= Given task =
Please return the full listing below without altering anything.

= Data listing =
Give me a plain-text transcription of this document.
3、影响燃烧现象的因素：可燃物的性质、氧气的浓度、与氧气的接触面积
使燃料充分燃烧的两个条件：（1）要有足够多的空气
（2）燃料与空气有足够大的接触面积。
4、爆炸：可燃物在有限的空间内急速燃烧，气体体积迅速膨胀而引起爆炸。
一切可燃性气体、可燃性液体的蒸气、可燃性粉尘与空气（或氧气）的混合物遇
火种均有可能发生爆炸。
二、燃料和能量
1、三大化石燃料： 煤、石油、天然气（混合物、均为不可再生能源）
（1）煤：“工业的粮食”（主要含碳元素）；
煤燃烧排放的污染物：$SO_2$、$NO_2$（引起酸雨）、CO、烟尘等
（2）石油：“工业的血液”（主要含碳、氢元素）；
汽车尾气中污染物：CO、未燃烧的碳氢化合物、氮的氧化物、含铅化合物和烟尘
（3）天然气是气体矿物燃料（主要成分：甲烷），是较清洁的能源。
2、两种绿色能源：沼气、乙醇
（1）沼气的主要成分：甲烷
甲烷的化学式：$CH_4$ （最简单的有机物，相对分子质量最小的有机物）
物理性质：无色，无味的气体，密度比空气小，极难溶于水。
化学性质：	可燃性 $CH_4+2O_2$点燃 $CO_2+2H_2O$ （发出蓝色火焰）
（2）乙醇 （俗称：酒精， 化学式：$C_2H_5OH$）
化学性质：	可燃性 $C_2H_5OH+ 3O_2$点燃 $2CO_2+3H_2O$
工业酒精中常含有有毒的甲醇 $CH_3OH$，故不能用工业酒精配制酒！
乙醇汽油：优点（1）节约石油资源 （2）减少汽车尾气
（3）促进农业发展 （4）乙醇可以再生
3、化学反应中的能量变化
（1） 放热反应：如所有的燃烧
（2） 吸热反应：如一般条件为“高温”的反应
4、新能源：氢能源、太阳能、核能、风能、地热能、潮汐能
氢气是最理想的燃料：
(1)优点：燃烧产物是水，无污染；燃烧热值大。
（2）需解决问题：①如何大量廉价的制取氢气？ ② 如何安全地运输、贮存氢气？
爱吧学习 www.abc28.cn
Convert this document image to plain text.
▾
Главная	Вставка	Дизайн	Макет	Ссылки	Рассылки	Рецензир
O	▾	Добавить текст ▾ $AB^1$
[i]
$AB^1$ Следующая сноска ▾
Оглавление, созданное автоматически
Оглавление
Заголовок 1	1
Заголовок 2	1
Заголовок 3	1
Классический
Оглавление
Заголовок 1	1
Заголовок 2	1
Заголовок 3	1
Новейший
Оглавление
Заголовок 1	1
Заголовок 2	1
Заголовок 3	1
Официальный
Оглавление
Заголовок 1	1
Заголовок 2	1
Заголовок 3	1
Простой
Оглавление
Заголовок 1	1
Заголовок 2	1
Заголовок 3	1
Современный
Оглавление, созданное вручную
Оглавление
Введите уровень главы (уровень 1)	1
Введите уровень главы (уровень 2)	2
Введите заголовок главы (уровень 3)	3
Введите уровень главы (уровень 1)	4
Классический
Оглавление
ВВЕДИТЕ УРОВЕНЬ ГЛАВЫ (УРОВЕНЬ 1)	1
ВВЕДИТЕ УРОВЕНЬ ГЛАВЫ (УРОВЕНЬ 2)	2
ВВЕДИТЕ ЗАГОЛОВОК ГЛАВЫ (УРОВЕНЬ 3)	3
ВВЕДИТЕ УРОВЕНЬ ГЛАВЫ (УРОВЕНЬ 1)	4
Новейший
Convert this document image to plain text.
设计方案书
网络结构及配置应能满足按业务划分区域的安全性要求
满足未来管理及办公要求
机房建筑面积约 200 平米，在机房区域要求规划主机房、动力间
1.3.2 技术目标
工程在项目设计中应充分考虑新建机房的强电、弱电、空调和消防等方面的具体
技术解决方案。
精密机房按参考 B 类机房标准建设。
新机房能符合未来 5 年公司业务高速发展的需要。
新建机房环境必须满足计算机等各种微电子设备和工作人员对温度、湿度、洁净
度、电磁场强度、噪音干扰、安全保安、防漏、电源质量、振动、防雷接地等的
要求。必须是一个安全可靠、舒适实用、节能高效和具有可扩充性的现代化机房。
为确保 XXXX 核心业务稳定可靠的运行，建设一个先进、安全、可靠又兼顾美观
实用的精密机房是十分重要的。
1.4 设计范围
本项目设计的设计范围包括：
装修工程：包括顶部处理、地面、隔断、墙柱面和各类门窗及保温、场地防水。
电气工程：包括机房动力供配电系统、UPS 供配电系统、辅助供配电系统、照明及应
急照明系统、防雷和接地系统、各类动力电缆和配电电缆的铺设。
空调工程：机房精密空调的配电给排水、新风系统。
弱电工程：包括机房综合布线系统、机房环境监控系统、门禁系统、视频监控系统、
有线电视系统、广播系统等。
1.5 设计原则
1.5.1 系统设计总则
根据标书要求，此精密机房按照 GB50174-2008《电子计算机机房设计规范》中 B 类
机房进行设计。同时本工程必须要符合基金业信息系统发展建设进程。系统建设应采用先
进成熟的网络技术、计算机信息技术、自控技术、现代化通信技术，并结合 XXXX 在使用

= Task result =
Give me a plain-text transcription of this document.
3、影响燃烧现象的因素：可燃物的性质、氧气的浓度、与氧气的接触面积
使燃料充分燃烧的两个条件：（1）要有足够多的空气
（2）燃料与空气有足够大的接触面积。
4、爆炸：可燃物在有限的空间内急速燃烧，气体体积迅速膨胀而引起爆炸。
一切可燃性气体、可燃性液体的蒸气、可燃性粉尘与空气（或氧气）的混合物遇
火种均有可能发生爆炸。
二、燃料和能量
1、三大化石燃料： 煤、石油、天然气（混合物、均为不可再生能源）
（1）煤：“工业的粮食”（主要含碳元素）；
煤燃烧排放的污染物：$SO_2$、$NO_2$（引起酸雨）、CO、烟尘等
（2）石油：“工业的血液”（主要含碳、氢元素）；
汽车尾气中污染物：CO、未燃烧的碳氢化合物、氮的氧化物、含铅化合物和烟尘
（3）天然气是气体矿物燃料（主要成分：甲烷），是较清洁的能源。
2、两种绿色能源：沼气、乙醇
（1）沼气的主要成分：甲烷
甲烷的化学式：$CH_4$ （最简单的有机物，相对分子质量最小的有机物）
物理性质：无色，无味的气体，密度比空气小，极难溶于水。
化学性质：	可燃性 $CH_4+2O_2$点燃 $CO_2+2H_2O$ （发出蓝色火焰）
（2）乙醇 （俗称：酒精， 化学式：$C_2H_5OH$）
化学性质：	可燃性 $C_2H_5OH+ 3O_2$点燃 $2CO_2+3H_2O$
工业酒精中常含有有毒的甲醇 $CH_3OH$，故不能用工业酒精配制酒！
乙醇汽油：优点（1）节约石油资源 （2）减少汽车尾气
（3）促进农业发展 （4）乙醇可以再生
3、化学反应中的能量变化
（1） 放热反应：如所有的燃烧
（2） 吸热反应：如一般条件为“高温”的反应
4、新能源：氢能源、太阳能、核能、风能、地热能、潮汐能
氢气是最理想的燃料：
(1)优点：燃烧产物是水，无污染；燃烧热值大。
（2）需解决问题：①如何大量廉价的制取氢气？ ② 如何安全地运输、贮存氢气？
爱吧学习 www.abc28.cn
Convert this document image to plain text.
▾
Главная	Вставка	Дизайн	Макет	Ссылки	Рассылки	Рецензир
O	▾	Добавить текст ▾ $AB^1$
[i]
$AB^1$ Следующая сноска ▾
Оглавление, созданное автоматически
Оглавление
Заголовок 1	1
Заголовок 2	1
Заголовок 3	1
Классический
Оглавление
Заголовок 1	1
Заголовок 2	1
Заголовок 3	1
Новейший
Оглавление
Заголовок 1	1
Заголовок 2	1
Заголовок 3	1
Официальный
Оглавление
Заголовок 1	1
Заголовок 2	1
Заголовок 3	1
Простой
Оглавление
Заголовок 1	1
Заголовок 2	1
Заголовок 3	1
Современный
Оглавление, созданное вручную
Оглавление
Введите уровень главы (уровень 1)	1
Введите уровень главы (уровень 2)	2
Введите заголовок главы (уровень 3)	3
Введите уровень главы (уровень 1)	4
Классический
Оглавление
ВВЕДИТЕ УРОВЕНЬ ГЛАВЫ (УРОВЕНЬ 1)	1
ВВЕДИТЕ УРОВЕНЬ ГЛАВЫ (УРОВЕНЬ 2)	2
ВВЕДИТЕ ЗАГОЛОВОК ГЛАВЫ (УРОВЕНЬ 3)	3
ВВЕДИТЕ УРОВЕНЬ ГЛАВЫ (УРОВЕНЬ 1)	4
Новейший
Convert this document image to plain text.
设计方案书
网络结构及配置应能满足按业务划分区域的安全性要求
满足未来管理及办公要求
机房建筑面积约 200 平米，在机房区域要求规划主机房、动力间
1.3.2 技术目标
工程在项目设计中应充分考虑新建机房的强电、弱电、空调和消防等方面的具体
技术解决方案。
精密机房按参考 B 类机房标准建设。
新机房能符合未来 5 年公司业务高速发展的需要。
新建机房环境必须满足计算机等各种微电子设备和工作人员对温度、湿度、洁净
度、电磁场强度、噪音干扰、安全保安、防漏、电源质量、振动、防雷接地等的
要求。必须是一个安全可靠、舒适实用、节能高效和具有可扩充性的现代化机房。
为确保 XXXX 核心业务稳定可靠的运行，建设一个先进、安全、可靠又兼顾美观
实用的精密机房是十分重要的。
1.4 设计范围
本项目设计的设计范围包括：
装修工程：包括顶部处理、地面、隔断、墙柱面和各类门窗及保温、场地防水。
电气工程：包括机房动力供配电系统、UPS 供配电系统、辅助供配电系统、照明及应
急照明系统、防雷和接地系统、各类动力电缆和配电电缆的铺设。
空调工程：机房精密空调的配电给排水、新风系统。
弱电工程：包括机房综合布线系统、机房环境监控系统、门禁系统、视频监控系统、
有线电视系统、广播系统等。
1.5 设计原则
1.5.1 系统设计总则
根据标书要求，此精密机房按照 GB50174-2008《电子计算机机房设计规范》中 B 类
机房进行设计。同时本工程必须要符合基金业信息系统发展建设进程。系统建设应采用先
进成熟的网络技术、计算机信息技术、自控技术、现代化通信技术，并结合 XXXX 在使用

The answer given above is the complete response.